In the data that follows, count each line holding the string "text"; answer with the number only.

(Document page records):
◆ ◆ ◆ ◆

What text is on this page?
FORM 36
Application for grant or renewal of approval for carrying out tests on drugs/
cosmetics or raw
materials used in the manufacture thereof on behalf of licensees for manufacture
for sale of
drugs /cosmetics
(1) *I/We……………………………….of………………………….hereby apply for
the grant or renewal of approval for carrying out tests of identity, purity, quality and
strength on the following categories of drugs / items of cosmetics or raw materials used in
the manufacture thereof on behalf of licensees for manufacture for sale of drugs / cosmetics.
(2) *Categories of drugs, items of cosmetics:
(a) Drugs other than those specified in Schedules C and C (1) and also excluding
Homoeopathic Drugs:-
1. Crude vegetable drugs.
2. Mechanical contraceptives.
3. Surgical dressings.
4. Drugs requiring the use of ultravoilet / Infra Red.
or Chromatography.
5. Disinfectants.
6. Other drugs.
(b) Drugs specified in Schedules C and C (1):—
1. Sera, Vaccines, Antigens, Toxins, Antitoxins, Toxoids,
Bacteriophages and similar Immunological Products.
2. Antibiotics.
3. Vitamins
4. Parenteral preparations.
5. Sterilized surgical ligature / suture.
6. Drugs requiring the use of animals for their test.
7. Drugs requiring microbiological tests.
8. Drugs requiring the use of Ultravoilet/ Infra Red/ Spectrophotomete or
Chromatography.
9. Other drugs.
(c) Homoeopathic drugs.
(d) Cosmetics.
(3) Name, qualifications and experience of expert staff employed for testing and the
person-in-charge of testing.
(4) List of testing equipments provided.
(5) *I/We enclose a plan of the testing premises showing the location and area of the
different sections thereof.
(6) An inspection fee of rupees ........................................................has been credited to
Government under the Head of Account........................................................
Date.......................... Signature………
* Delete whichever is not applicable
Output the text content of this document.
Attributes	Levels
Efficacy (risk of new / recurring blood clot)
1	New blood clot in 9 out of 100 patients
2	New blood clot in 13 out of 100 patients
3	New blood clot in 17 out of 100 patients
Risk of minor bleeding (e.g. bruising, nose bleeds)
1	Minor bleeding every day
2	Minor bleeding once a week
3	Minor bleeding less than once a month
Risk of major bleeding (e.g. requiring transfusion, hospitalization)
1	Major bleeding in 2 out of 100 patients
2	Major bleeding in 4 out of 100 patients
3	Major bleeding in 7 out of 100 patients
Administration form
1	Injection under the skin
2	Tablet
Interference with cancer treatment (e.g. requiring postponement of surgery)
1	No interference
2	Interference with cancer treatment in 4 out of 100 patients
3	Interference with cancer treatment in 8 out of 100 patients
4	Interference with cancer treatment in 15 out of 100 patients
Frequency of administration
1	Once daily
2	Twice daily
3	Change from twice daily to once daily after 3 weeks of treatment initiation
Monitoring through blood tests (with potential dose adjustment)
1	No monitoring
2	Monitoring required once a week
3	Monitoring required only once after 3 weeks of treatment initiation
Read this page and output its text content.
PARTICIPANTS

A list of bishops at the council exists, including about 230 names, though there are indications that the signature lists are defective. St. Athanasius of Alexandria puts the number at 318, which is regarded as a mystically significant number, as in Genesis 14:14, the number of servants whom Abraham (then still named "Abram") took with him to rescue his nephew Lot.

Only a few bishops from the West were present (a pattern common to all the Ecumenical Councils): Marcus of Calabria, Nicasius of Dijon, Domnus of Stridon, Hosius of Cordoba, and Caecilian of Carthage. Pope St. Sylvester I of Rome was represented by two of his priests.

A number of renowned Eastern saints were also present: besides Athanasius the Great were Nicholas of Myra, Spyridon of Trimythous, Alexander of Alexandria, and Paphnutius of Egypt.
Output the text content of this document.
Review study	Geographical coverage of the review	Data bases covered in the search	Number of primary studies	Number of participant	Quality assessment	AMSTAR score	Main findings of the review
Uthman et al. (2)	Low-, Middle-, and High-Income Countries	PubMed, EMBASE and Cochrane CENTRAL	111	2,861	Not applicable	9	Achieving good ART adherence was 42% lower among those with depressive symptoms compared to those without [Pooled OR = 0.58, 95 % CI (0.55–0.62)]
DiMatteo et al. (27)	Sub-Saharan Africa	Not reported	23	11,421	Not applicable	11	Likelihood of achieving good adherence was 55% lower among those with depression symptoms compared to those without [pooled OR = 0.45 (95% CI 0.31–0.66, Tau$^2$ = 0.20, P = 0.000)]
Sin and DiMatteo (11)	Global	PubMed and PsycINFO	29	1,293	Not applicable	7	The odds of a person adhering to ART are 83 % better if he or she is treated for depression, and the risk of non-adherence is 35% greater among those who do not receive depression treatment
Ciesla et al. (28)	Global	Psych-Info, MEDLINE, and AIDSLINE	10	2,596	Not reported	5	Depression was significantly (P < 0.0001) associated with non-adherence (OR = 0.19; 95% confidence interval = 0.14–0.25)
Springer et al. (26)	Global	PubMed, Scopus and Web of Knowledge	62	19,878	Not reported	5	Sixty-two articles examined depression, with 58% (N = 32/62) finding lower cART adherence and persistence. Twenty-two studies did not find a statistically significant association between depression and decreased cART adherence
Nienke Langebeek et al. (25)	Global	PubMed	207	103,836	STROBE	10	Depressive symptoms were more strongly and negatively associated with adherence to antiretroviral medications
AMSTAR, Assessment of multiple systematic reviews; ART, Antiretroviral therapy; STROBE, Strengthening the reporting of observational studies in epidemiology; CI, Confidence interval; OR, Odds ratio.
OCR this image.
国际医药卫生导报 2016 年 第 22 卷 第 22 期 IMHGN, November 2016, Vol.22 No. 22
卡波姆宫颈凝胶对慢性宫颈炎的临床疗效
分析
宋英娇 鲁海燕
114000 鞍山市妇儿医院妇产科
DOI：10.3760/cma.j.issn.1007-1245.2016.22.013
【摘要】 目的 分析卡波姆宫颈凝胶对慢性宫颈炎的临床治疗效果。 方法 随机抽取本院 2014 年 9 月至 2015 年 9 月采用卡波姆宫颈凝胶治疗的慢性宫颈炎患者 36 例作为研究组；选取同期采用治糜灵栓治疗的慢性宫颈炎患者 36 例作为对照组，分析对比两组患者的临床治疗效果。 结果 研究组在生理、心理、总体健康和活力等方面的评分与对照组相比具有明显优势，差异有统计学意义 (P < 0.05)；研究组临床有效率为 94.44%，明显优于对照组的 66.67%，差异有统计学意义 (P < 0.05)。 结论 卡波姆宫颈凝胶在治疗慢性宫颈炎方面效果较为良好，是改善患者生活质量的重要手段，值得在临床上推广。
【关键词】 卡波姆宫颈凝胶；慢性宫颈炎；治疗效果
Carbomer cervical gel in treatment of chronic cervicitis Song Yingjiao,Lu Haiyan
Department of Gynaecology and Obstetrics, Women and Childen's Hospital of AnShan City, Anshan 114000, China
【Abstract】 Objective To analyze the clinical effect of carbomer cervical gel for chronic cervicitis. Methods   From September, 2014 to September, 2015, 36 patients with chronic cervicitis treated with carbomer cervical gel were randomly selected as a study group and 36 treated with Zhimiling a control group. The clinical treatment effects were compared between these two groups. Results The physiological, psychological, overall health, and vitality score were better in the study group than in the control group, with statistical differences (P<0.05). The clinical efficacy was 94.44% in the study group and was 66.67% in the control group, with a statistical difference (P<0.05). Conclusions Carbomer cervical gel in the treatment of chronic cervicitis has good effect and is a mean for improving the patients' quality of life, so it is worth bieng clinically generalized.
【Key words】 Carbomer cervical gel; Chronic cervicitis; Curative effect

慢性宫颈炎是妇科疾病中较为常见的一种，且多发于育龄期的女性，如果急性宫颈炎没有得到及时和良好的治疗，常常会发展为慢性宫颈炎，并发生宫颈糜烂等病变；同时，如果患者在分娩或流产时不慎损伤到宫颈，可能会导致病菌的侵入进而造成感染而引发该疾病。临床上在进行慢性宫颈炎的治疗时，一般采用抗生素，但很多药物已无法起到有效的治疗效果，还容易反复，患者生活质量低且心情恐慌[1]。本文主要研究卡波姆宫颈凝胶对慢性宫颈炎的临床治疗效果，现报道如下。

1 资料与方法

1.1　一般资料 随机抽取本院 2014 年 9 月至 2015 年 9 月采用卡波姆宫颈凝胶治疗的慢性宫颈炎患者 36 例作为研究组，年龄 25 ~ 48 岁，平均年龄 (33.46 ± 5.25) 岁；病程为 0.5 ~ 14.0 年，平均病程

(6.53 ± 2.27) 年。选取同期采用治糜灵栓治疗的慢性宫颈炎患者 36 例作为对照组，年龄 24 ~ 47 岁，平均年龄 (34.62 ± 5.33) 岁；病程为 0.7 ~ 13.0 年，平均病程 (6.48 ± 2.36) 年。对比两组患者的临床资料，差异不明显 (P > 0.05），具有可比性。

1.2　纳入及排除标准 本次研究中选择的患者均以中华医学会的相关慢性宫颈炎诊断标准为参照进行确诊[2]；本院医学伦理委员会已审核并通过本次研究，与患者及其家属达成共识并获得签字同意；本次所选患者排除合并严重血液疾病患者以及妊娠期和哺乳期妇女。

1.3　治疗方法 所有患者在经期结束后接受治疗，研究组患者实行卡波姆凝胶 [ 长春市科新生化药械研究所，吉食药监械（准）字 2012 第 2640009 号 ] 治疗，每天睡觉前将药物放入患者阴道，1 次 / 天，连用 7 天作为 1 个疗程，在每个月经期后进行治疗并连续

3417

◆ ◆ ◆ ◆

(Result for this task): 4